*** Extracted information

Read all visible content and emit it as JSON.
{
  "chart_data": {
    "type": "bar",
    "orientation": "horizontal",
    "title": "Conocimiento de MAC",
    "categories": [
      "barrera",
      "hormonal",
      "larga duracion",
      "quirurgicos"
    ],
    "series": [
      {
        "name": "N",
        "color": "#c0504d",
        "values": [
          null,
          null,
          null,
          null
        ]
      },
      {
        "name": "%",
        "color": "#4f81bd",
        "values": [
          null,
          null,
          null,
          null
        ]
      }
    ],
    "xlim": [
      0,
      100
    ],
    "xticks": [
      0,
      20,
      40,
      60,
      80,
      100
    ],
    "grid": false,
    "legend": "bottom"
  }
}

******

▶ [Problem to solve]
Restate the whole listing exactly.

▶ [Solution to this task]
Read all visible content and emit it as JSON.
{
  "chart_data": {
    "type": "bar",
    "orientation": "horizontal",
    "title": "Conocimiento de MAC",
    "categories": [
      "barrera",
      "hormonal",
      "larga duracion",
      "quirurgicos"
    ],
    "series": [
      {
        "name": "N",
        "color": "#c0504d",
        "values": [
          null,
          null,
          null,
          null
        ]
      },
      {
        "name": "%",
        "color": "#4f81bd",
        "values": [
          null,
          null,
          null,
          null
        ]
      }
    ],
    "xlim": [
      0,
      100
    ],
    "xticks": [
      0,
      20,
      40,
      60,
      80,
      100
    ],
    "grid": false,
    "legend": "bottom"
  }
}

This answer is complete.